> **Exercise details**: Reproduce the full listing that appears beneath this instruction exactly.

> **Dataset**:
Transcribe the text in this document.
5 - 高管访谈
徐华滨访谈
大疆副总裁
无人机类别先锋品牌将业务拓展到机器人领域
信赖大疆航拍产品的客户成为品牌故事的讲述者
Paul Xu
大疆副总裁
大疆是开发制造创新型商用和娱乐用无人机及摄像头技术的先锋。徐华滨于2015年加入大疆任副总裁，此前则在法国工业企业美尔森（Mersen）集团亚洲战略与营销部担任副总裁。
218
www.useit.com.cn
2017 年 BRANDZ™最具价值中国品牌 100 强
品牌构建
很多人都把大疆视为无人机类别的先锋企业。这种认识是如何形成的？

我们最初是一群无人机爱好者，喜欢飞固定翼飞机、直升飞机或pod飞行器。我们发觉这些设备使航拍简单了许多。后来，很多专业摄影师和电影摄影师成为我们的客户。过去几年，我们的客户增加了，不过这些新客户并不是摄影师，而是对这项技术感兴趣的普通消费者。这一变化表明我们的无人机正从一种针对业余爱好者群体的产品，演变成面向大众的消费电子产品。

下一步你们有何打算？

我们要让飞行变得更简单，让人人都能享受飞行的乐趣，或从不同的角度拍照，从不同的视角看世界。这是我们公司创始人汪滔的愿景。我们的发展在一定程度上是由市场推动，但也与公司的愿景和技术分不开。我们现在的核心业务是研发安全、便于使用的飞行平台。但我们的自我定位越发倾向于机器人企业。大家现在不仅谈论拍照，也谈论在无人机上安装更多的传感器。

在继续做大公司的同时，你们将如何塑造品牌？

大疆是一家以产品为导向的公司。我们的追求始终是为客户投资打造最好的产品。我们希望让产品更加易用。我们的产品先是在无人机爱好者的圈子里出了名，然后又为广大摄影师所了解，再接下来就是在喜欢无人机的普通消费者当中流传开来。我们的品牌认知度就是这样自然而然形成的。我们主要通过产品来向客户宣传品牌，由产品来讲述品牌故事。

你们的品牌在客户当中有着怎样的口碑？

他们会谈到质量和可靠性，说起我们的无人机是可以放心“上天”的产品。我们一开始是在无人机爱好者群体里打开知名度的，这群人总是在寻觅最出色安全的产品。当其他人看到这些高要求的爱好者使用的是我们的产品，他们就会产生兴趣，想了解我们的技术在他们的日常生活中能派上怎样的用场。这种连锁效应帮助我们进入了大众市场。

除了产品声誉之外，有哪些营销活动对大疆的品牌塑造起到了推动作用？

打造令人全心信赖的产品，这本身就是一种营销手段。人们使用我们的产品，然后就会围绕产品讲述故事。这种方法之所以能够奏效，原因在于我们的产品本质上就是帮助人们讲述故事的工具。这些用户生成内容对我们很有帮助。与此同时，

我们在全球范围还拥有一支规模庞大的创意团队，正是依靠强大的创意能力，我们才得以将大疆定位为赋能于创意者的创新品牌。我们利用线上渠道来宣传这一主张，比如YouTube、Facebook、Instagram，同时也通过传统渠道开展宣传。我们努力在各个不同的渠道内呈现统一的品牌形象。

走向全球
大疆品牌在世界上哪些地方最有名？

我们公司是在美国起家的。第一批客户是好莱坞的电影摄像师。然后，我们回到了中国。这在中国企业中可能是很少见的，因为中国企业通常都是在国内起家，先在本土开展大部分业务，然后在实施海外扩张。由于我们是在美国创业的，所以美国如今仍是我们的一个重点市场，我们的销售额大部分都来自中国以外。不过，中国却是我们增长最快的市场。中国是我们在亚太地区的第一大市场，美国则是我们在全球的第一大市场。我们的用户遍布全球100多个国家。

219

> **Completed task**:
Transcribe the text in this document.
5 - 高管访谈
徐华滨访谈
大疆副总裁
无人机类别先锋品牌将业务拓展到机器人领域
信赖大疆航拍产品的客户成为品牌故事的讲述者
Paul Xu
大疆副总裁
大疆是开发制造创新型商用和娱乐用无人机及摄像头技术的先锋。徐华滨于2015年加入大疆任副总裁，此前则在法国工业企业美尔森（Mersen）集团亚洲战略与营销部担任副总裁。
218
www.useit.com.cn
2017 年 BRANDZ™最具价值中国品牌 100 强
品牌构建
很多人都把大疆视为无人机类别的先锋企业。这种认识是如何形成的？

我们最初是一群无人机爱好者，喜欢飞固定翼飞机、直升飞机或pod飞行器。我们发觉这些设备使航拍简单了许多。后来，很多专业摄影师和电影摄影师成为我们的客户。过去几年，我们的客户增加了，不过这些新客户并不是摄影师，而是对这项技术感兴趣的普通消费者。这一变化表明我们的无人机正从一种针对业余爱好者群体的产品，演变成面向大众的消费电子产品。

下一步你们有何打算？

我们要让飞行变得更简单，让人人都能享受飞行的乐趣，或从不同的角度拍照，从不同的视角看世界。这是我们公司创始人汪滔的愿景。我们的发展在一定程度上是由市场推动，但也与公司的愿景和技术分不开。我们现在的核心业务是研发安全、便于使用的飞行平台。但我们的自我定位越发倾向于机器人企业。大家现在不仅谈论拍照，也谈论在无人机上安装更多的传感器。

在继续做大公司的同时，你们将如何塑造品牌？

大疆是一家以产品为导向的公司。我们的追求始终是为客户投资打造最好的产品。我们希望让产品更加易用。我们的产品先是在无人机爱好者的圈子里出了名，然后又为广大摄影师所了解，再接下来就是在喜欢无人机的普通消费者当中流传开来。我们的品牌认知度就是这样自然而然形成的。我们主要通过产品来向客户宣传品牌，由产品来讲述品牌故事。

你们的品牌在客户当中有着怎样的口碑？

他们会谈到质量和可靠性，说起我们的无人机是可以放心“上天”的产品。我们一开始是在无人机爱好者群体里打开知名度的，这群人总是在寻觅最出色安全的产品。当其他人看到这些高要求的爱好者使用的是我们的产品，他们就会产生兴趣，想了解我们的技术在他们的日常生活中能派上怎样的用场。这种连锁效应帮助我们进入了大众市场。

除了产品声誉之外，有哪些营销活动对大疆的品牌塑造起到了推动作用？

打造令人全心信赖的产品，这本身就是一种营销手段。人们使用我们的产品，然后就会围绕产品讲述故事。这种方法之所以能够奏效，原因在于我们的产品本质上就是帮助人们讲述故事的工具。这些用户生成内容对我们很有帮助。与此同时，

我们在全球范围还拥有一支规模庞大的创意团队，正是依靠强大的创意能力，我们才得以将大疆定位为赋能于创意者的创新品牌。我们利用线上渠道来宣传这一主张，比如YouTube、Facebook、Instagram，同时也通过传统渠道开展宣传。我们努力在各个不同的渠道内呈现统一的品牌形象。

走向全球
大疆品牌在世界上哪些地方最有名？

我们公司是在美国起家的。第一批客户是好莱坞的电影摄像师。然后，我们回到了中国。这在中国企业中可能是很少见的，因为中国企业通常都是在国内起家，先在本土开展大部分业务，然后在实施海外扩张。由于我们是在美国创业的，所以美国如今仍是我们的一个重点市场，我们的销售额大部分都来自中国以外。不过，中国却是我们增长最快的市场。中国是我们在亚太地区的第一大市场，美国则是我们在全球的第一大市场。我们的用户遍布全球100多个国家。

219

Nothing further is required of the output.